### Work required
Please output every line of the material as it stands, without the pictures.

[Figure data in JSON]
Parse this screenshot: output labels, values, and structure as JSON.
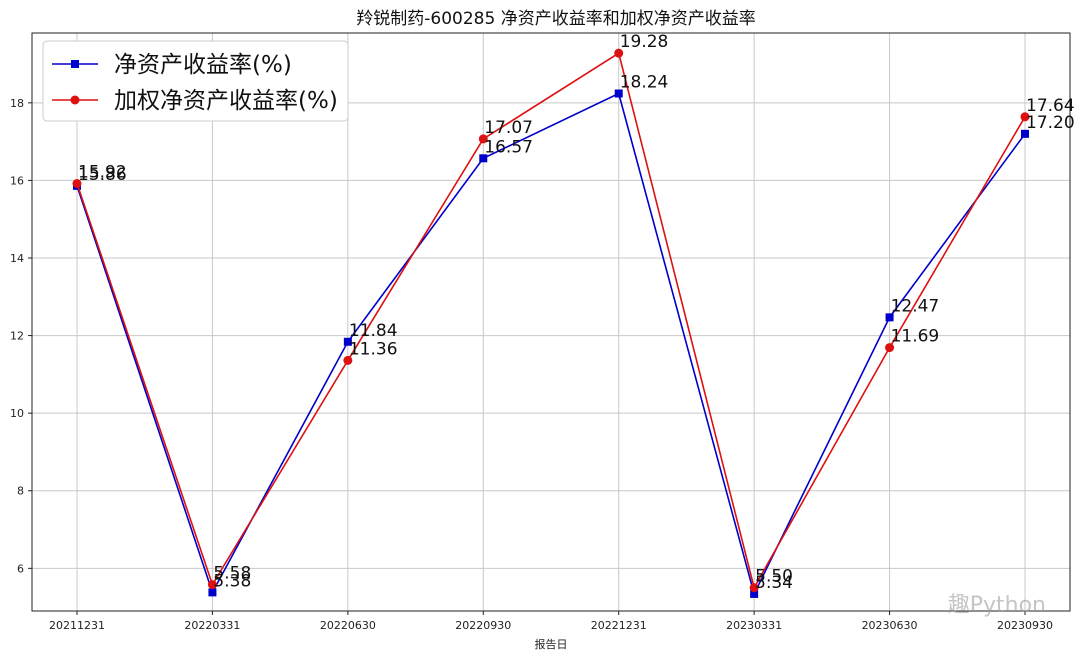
{
  "chart_data": {
    "type": "line",
    "title": "羚锐制药-600285 净资产收益率和加权净资产收益率",
    "xlabel": "报告日",
    "ylabel": "",
    "categories": [
      "20211231",
      "20220331",
      "20220630",
      "20220930",
      "20221231",
      "20230331",
      "20230630",
      "20230930"
    ],
    "ylim": [
      4.9,
      19.8
    ],
    "yticks": [
      6,
      8,
      10,
      12,
      14,
      16,
      18
    ],
    "grid": true,
    "legend_position": "top-left",
    "series": [
      {
        "name": "净资产收益率(%)",
        "color": "#0000cc",
        "marker": "square",
        "values": [
          15.86,
          5.38,
          11.84,
          16.57,
          18.24,
          5.34,
          12.47,
          17.2
        ],
        "labels": [
          "15.86",
          "5.38",
          "11.84",
          "16.57",
          "18.24",
          "5.34",
          "12.47",
          "17.20"
        ]
      },
      {
        "name": "加权净资产收益率(%)",
        "color": "#dd1111",
        "marker": "circle",
        "values": [
          15.92,
          5.58,
          11.36,
          17.07,
          19.28,
          5.5,
          11.69,
          17.64
        ],
        "labels": [
          "15.92",
          "5.58",
          "11.36",
          "17.07",
          "19.28",
          "5.50",
          "11.69",
          "17.64"
        ]
      }
    ]
  },
  "watermark": "趣Python"
}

### Solution for this problem
Parse this screenshot: output labels, values, and structure as JSON.
{
  "chart_data": {
    "type": "line",
    "title": "羚锐制药-600285 净资产收益率和加权净资产收益率",
    "xlabel": "报告日",
    "ylabel": "",
    "categories": [
      "20211231",
      "20220331",
      "20220630",
      "20220930",
      "20221231",
      "20230331",
      "20230630",
      "20230930"
    ],
    "ylim": [
      4.9,
      19.8
    ],
    "yticks": [
      6,
      8,
      10,
      12,
      14,
      16,
      18
    ],
    "grid": true,
    "legend_position": "top-left",
    "series": [
      {
        "name": "净资产收益率(%)",
        "color": "#0000cc",
        "marker": "square",
        "values": [
          15.86,
          5.38,
          11.84,
          16.57,
          18.24,
          5.34,
          12.47,
          17.2
        ],
        "labels": [
          "15.86",
          "5.38",
          "11.84",
          "16.57",
          "18.24",
          "5.34",
          "12.47",
          "17.20"
        ]
      },
      {
        "name": "加权净资产收益率(%)",
        "color": "#dd1111",
        "marker": "circle",
        "values": [
          15.92,
          5.58,
          11.36,
          17.07,
          19.28,
          5.5,
          11.69,
          17.64
        ],
        "labels": [
          "15.92",
          "5.58",
          "11.36",
          "17.07",
          "19.28",
          "5.50",
          "11.69",
          "17.64"
        ]
      }
    ]
  },
  "watermark": "趣Python"
}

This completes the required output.